>> begin

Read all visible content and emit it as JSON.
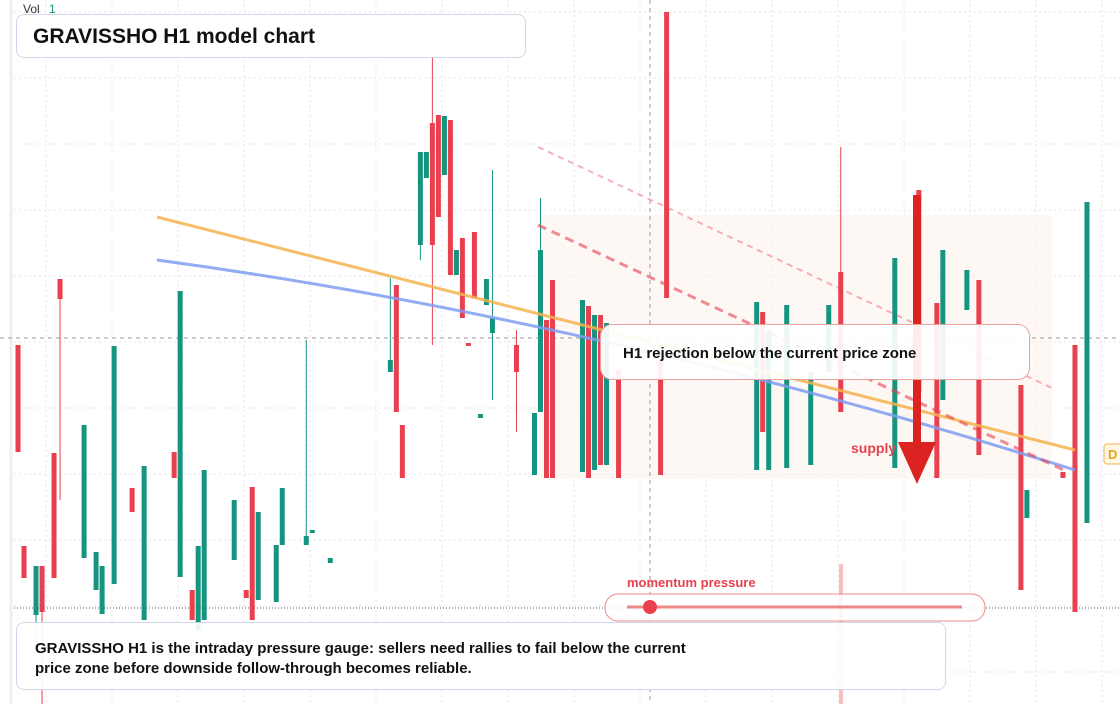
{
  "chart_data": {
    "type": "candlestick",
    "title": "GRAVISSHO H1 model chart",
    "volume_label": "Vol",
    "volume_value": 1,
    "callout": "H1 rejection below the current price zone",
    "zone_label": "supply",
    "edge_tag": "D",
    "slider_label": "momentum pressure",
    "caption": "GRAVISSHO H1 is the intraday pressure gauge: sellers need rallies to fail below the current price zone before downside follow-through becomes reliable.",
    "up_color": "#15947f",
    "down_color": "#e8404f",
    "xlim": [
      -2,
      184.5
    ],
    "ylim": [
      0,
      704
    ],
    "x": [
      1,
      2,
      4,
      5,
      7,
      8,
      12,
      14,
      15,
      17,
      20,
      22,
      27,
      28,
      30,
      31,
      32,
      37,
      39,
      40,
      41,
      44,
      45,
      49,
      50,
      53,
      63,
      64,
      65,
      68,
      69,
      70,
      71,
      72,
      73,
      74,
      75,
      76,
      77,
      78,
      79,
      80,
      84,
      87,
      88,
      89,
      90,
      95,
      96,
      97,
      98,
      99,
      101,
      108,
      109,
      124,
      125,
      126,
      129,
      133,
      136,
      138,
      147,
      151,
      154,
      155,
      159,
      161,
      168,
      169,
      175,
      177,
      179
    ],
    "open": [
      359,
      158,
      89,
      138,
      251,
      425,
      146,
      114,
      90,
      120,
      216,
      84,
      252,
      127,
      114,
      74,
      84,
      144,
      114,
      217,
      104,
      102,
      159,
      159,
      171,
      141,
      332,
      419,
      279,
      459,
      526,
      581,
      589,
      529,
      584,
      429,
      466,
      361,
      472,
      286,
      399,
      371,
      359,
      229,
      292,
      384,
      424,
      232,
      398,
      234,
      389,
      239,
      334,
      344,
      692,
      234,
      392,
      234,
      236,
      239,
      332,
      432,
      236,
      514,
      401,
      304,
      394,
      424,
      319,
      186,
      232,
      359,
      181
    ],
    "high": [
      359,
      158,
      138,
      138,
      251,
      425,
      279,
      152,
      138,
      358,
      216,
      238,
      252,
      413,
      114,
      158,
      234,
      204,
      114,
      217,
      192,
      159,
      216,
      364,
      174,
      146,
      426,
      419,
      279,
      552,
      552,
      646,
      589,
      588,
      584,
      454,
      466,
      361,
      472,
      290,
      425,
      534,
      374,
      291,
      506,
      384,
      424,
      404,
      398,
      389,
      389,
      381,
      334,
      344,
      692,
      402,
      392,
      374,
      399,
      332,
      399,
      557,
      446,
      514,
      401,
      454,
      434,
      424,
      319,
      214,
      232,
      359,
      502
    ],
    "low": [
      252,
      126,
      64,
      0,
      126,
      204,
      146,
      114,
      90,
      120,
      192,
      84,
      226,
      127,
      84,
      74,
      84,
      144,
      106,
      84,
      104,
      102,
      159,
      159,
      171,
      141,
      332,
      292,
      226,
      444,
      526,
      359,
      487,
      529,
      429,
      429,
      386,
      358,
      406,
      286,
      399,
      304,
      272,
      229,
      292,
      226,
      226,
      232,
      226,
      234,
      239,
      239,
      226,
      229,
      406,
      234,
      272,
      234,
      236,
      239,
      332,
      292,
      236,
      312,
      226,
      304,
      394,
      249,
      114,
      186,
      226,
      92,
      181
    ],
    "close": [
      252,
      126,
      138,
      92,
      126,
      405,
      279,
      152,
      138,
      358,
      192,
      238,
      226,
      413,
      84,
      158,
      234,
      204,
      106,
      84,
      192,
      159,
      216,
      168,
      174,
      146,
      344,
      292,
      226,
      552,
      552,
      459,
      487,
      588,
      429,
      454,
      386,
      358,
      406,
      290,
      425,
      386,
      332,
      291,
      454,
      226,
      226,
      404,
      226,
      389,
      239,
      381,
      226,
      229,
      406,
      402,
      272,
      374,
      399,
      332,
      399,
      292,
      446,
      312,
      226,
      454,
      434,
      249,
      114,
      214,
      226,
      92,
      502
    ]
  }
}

>> end
>> begin

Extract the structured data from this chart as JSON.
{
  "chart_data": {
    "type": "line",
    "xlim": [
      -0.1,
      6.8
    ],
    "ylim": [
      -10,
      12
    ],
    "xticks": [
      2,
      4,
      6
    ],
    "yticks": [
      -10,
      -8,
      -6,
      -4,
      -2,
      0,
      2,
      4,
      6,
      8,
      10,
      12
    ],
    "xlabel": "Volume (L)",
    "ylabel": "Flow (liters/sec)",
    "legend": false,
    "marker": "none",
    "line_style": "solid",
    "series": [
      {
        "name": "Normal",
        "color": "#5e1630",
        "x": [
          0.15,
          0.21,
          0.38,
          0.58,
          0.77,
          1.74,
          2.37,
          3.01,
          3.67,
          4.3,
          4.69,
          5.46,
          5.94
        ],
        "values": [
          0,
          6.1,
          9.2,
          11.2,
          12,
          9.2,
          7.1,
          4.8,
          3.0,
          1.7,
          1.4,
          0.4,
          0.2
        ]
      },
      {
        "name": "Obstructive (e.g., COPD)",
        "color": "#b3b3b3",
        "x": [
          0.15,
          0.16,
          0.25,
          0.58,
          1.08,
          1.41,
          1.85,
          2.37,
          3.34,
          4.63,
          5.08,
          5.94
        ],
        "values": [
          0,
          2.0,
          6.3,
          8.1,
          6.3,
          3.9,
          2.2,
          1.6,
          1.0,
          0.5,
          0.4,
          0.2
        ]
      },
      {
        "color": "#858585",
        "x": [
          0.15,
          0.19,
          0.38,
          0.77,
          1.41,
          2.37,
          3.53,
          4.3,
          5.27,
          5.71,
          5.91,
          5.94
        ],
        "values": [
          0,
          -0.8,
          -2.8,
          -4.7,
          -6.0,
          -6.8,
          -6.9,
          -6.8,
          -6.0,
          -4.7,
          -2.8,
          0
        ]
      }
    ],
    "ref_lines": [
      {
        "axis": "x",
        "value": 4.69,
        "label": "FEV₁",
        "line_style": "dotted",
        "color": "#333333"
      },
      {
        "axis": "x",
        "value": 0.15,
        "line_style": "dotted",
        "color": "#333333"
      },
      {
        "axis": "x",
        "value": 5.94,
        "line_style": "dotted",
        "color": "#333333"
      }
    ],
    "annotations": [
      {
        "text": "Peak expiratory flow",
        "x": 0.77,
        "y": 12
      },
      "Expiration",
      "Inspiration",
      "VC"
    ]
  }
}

>> end

EXERCISE DETAILS: Show the lines of the records that include the string "GRAVISSHO".

ANSWER TO THIS TASK:
    "title": "GRAVISSHO H1 model chart",
    "caption": "GRAVISSHO H1 is the intraday pressure gauge: sellers need rallies to fail below the current price zone before downside follow-through becomes reliable.",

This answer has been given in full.